## Document page transcription items
-- -- --
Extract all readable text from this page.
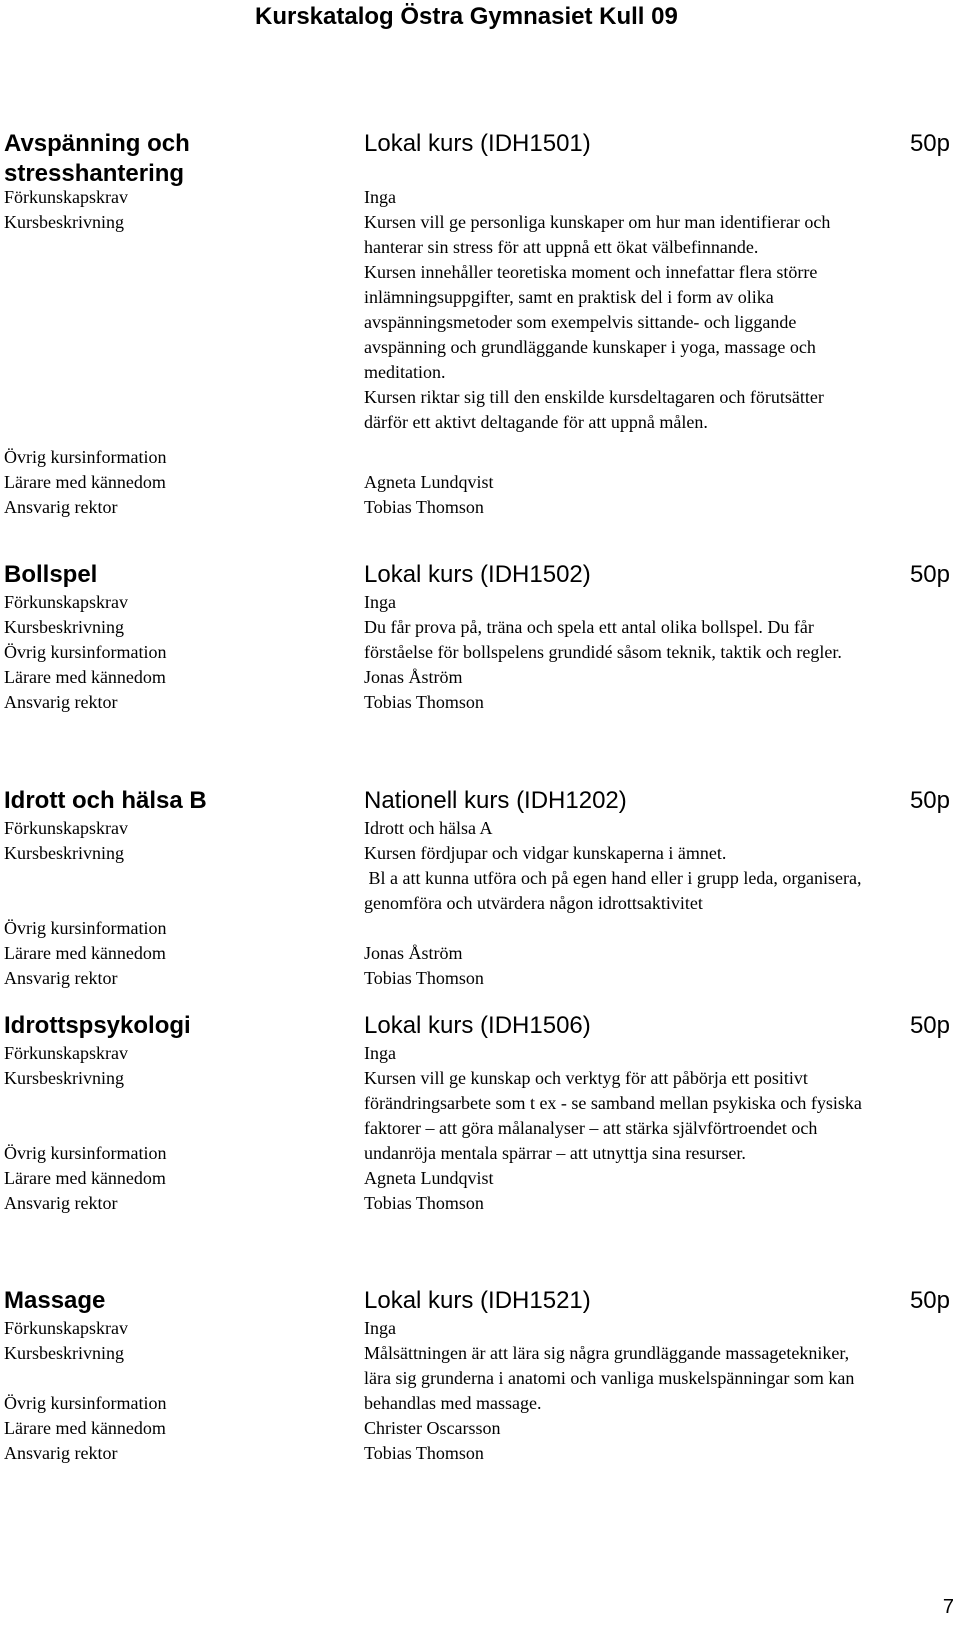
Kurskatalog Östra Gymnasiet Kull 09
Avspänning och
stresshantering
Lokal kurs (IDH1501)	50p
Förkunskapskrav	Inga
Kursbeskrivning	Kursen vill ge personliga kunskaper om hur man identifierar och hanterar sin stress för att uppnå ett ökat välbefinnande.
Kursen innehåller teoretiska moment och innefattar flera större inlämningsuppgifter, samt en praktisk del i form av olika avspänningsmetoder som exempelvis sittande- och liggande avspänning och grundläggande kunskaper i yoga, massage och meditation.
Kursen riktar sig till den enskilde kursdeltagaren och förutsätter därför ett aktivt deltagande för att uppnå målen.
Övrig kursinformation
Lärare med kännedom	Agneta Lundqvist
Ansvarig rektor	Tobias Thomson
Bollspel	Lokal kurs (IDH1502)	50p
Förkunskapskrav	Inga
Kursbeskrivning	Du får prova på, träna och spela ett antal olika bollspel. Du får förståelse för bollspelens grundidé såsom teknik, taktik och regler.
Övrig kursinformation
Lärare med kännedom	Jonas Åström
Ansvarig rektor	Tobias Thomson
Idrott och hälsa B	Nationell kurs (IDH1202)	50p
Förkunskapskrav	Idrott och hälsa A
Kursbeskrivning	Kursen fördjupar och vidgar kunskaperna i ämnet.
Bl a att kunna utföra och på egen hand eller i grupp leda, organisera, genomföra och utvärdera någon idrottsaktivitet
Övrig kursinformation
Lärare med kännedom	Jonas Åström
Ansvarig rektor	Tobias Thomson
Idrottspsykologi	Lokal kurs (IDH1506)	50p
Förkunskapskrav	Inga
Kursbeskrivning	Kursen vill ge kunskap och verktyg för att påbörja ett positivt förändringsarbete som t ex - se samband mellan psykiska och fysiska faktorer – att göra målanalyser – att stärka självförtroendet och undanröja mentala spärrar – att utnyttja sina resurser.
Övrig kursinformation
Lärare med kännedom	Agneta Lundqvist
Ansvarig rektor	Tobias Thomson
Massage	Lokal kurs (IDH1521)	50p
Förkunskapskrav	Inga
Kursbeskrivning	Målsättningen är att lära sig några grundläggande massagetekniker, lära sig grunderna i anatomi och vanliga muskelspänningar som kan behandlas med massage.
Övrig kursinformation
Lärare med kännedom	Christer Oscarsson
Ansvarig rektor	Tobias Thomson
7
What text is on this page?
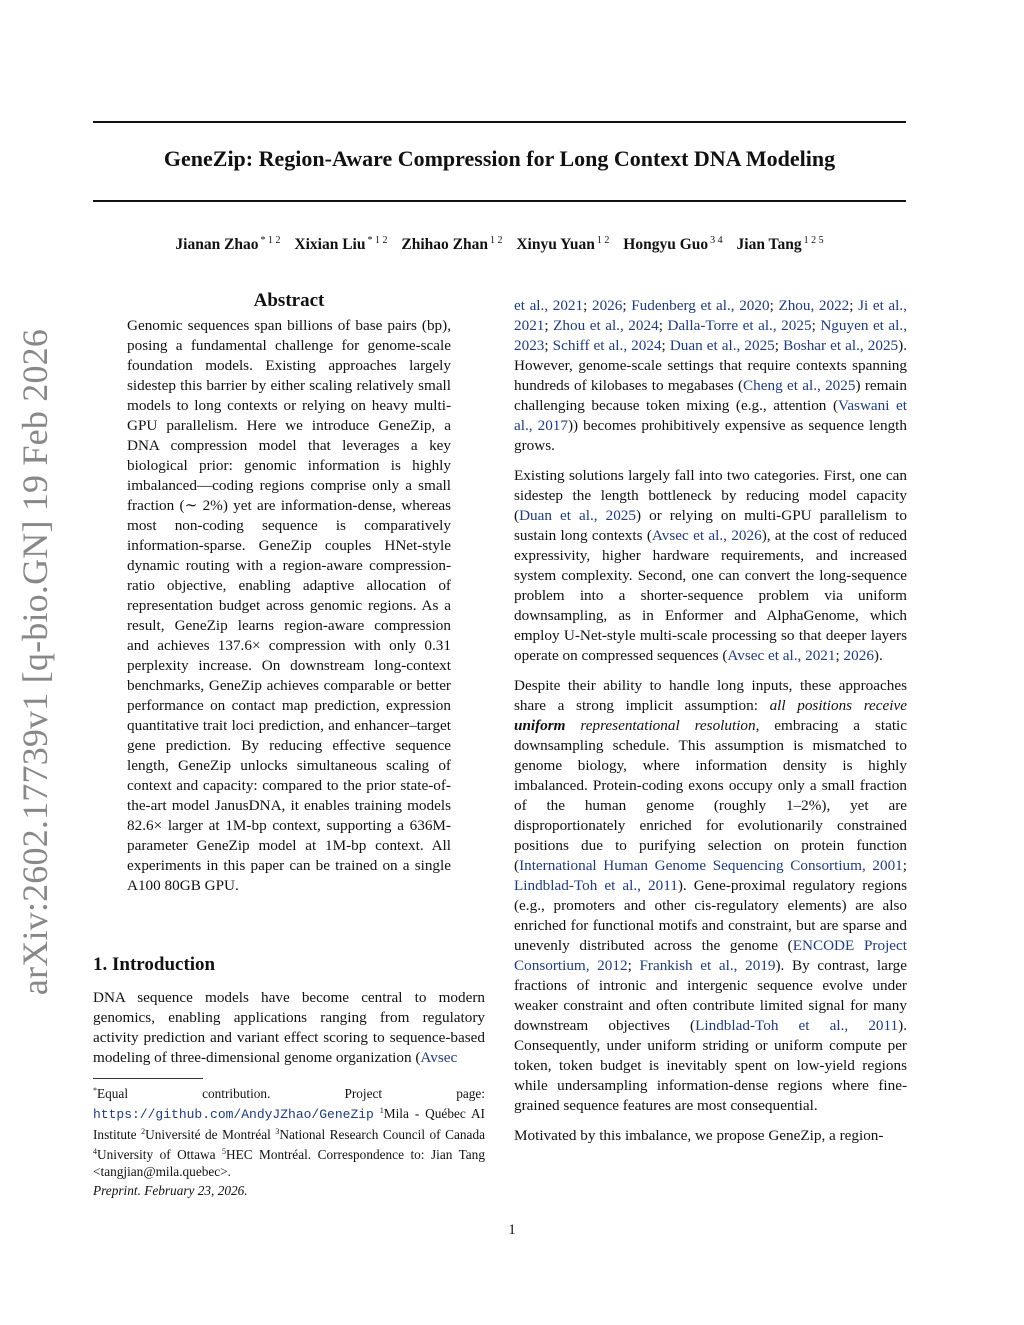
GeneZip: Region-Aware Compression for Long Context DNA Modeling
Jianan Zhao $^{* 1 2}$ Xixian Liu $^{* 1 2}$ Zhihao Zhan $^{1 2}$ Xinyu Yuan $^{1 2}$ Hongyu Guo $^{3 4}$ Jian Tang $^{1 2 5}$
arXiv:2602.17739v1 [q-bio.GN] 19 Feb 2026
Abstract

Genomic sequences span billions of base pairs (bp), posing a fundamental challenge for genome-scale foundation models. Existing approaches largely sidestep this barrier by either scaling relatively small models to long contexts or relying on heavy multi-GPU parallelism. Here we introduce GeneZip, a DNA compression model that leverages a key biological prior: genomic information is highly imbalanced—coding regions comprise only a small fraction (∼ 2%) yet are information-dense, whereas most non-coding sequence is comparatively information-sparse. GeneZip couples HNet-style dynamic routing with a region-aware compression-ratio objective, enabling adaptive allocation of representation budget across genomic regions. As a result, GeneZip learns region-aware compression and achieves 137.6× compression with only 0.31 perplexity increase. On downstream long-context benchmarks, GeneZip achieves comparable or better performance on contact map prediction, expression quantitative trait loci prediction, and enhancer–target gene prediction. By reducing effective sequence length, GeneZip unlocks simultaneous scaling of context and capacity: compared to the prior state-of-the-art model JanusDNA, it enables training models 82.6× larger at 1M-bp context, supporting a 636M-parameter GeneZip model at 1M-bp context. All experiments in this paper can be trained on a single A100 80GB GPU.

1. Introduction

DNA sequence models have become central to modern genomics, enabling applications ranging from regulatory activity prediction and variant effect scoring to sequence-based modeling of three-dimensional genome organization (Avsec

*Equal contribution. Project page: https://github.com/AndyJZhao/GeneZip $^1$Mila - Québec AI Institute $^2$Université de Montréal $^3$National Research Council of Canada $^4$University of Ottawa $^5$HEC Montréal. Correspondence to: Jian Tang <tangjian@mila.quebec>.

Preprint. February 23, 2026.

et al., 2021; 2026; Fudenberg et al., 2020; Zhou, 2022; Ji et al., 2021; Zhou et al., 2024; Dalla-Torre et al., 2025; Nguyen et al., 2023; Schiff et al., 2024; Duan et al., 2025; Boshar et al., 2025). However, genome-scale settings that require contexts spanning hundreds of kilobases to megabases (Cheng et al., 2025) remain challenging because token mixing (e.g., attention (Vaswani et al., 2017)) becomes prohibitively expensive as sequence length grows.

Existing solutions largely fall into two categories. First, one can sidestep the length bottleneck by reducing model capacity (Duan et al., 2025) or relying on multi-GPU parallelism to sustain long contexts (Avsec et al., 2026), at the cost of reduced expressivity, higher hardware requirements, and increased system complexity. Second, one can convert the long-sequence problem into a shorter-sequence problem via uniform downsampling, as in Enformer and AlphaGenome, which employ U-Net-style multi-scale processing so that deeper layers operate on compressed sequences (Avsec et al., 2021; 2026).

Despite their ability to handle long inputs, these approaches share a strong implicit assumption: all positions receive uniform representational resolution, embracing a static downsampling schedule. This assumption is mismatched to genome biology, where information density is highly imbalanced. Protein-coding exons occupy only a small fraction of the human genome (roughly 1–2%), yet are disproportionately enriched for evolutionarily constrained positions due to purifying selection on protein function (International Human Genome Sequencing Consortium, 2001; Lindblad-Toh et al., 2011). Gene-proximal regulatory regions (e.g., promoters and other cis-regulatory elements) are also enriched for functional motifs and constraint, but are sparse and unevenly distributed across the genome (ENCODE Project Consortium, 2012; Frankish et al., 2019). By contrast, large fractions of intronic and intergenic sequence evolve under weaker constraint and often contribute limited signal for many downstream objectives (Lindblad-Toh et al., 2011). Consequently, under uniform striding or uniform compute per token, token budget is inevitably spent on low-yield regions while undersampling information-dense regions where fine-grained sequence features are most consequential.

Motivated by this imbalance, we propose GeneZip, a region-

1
-- -- --
## Work instructions
Each entry above should be reproduced exactly, with the pictures removed.

## Exercise output
Extract all readable text from this page.
Kurskatalog Östra Gymnasiet Kull 09
Avspänning och
stresshantering
Lokal kurs (IDH1501)	50p
Förkunskapskrav	Inga
Kursbeskrivning	Kursen vill ge personliga kunskaper om hur man identifierar och hanterar sin stress för att uppnå ett ökat välbefinnande.
Kursen innehåller teoretiska moment och innefattar flera större inlämningsuppgifter, samt en praktisk del i form av olika avspänningsmetoder som exempelvis sittande- och liggande avspänning och grundläggande kunskaper i yoga, massage och meditation.
Kursen riktar sig till den enskilde kursdeltagaren och förutsätter därför ett aktivt deltagande för att uppnå målen.
Övrig kursinformation
Lärare med kännedom	Agneta Lundqvist
Ansvarig rektor	Tobias Thomson
Bollspel	Lokal kurs (IDH1502)	50p
Förkunskapskrav	Inga
Kursbeskrivning	Du får prova på, träna och spela ett antal olika bollspel. Du får förståelse för bollspelens grundidé såsom teknik, taktik och regler.
Övrig kursinformation
Lärare med kännedom	Jonas Åström
Ansvarig rektor	Tobias Thomson
Idrott och hälsa B	Nationell kurs (IDH1202)	50p
Förkunskapskrav	Idrott och hälsa A
Kursbeskrivning	Kursen fördjupar och vidgar kunskaperna i ämnet.
Bl a att kunna utföra och på egen hand eller i grupp leda, organisera, genomföra och utvärdera någon idrottsaktivitet
Övrig kursinformation
Lärare med kännedom	Jonas Åström
Ansvarig rektor	Tobias Thomson
Idrottspsykologi	Lokal kurs (IDH1506)	50p
Förkunskapskrav	Inga
Kursbeskrivning	Kursen vill ge kunskap och verktyg för att påbörja ett positivt förändringsarbete som t ex - se samband mellan psykiska och fysiska faktorer – att göra målanalyser – att stärka självförtroendet och undanröja mentala spärrar – att utnyttja sina resurser.
Övrig kursinformation
Lärare med kännedom	Agneta Lundqvist
Ansvarig rektor	Tobias Thomson
Massage	Lokal kurs (IDH1521)	50p
Förkunskapskrav	Inga
Kursbeskrivning	Målsättningen är att lära sig några grundläggande massagetekniker, lära sig grunderna i anatomi och vanliga muskelspänningar som kan behandlas med massage.
Övrig kursinformation
Lärare med kännedom	Christer Oscarsson
Ansvarig rektor	Tobias Thomson
7
What text is on this page?
GeneZip: Region-Aware Compression for Long Context DNA Modeling
Jianan Zhao $^{* 1 2}$ Xixian Liu $^{* 1 2}$ Zhihao Zhan $^{1 2}$ Xinyu Yuan $^{1 2}$ Hongyu Guo $^{3 4}$ Jian Tang $^{1 2 5}$
arXiv:2602.17739v1 [q-bio.GN] 19 Feb 2026
Abstract

Genomic sequences span billions of base pairs (bp), posing a fundamental challenge for genome-scale foundation models. Existing approaches largely sidestep this barrier by either scaling relatively small models to long contexts or relying on heavy multi-GPU parallelism. Here we introduce GeneZip, a DNA compression model that leverages a key biological prior: genomic information is highly imbalanced—coding regions comprise only a small fraction (∼ 2%) yet are information-dense, whereas most non-coding sequence is comparatively information-sparse. GeneZip couples HNet-style dynamic routing with a region-aware compression-ratio objective, enabling adaptive allocation of representation budget across genomic regions. As a result, GeneZip learns region-aware compression and achieves 137.6× compression with only 0.31 perplexity increase. On downstream long-context benchmarks, GeneZip achieves comparable or better performance on contact map prediction, expression quantitative trait loci prediction, and enhancer–target gene prediction. By reducing effective sequence length, GeneZip unlocks simultaneous scaling of context and capacity: compared to the prior state-of-the-art model JanusDNA, it enables training models 82.6× larger at 1M-bp context, supporting a 636M-parameter GeneZip model at 1M-bp context. All experiments in this paper can be trained on a single A100 80GB GPU.

1. Introduction

DNA sequence models have become central to modern genomics, enabling applications ranging from regulatory activity prediction and variant effect scoring to sequence-based modeling of three-dimensional genome organization (Avsec

*Equal contribution. Project page: https://github.com/AndyJZhao/GeneZip $^1$Mila - Québec AI Institute $^2$Université de Montréal $^3$National Research Council of Canada $^4$University of Ottawa $^5$HEC Montréal. Correspondence to: Jian Tang <tangjian@mila.quebec>.

Preprint. February 23, 2026.

et al., 2021; 2026; Fudenberg et al., 2020; Zhou, 2022; Ji et al., 2021; Zhou et al., 2024; Dalla-Torre et al., 2025; Nguyen et al., 2023; Schiff et al., 2024; Duan et al., 2025; Boshar et al., 2025). However, genome-scale settings that require contexts spanning hundreds of kilobases to megabases (Cheng et al., 2025) remain challenging because token mixing (e.g., attention (Vaswani et al., 2017)) becomes prohibitively expensive as sequence length grows.

Existing solutions largely fall into two categories. First, one can sidestep the length bottleneck by reducing model capacity (Duan et al., 2025) or relying on multi-GPU parallelism to sustain long contexts (Avsec et al., 2026), at the cost of reduced expressivity, higher hardware requirements, and increased system complexity. Second, one can convert the long-sequence problem into a shorter-sequence problem via uniform downsampling, as in Enformer and AlphaGenome, which employ U-Net-style multi-scale processing so that deeper layers operate on compressed sequences (Avsec et al., 2021; 2026).

Despite their ability to handle long inputs, these approaches share a strong implicit assumption: all positions receive uniform representational resolution, embracing a static downsampling schedule. This assumption is mismatched to genome biology, where information density is highly imbalanced. Protein-coding exons occupy only a small fraction of the human genome (roughly 1–2%), yet are disproportionately enriched for evolutionarily constrained positions due to purifying selection on protein function (International Human Genome Sequencing Consortium, 2001; Lindblad-Toh et al., 2011). Gene-proximal regulatory regions (e.g., promoters and other cis-regulatory elements) are also enriched for functional motifs and constraint, but are sparse and unevenly distributed across the genome (ENCODE Project Consortium, 2012; Frankish et al., 2019). By contrast, large fractions of intronic and intergenic sequence evolve under weaker constraint and often contribute limited signal for many downstream objectives (Lindblad-Toh et al., 2011). Consequently, under uniform striding or uniform compute per token, token budget is inevitably spent on low-yield regions while undersampling information-dense regions where fine-grained sequence features are most consequential.

Motivated by this imbalance, we propose GeneZip, a region-

1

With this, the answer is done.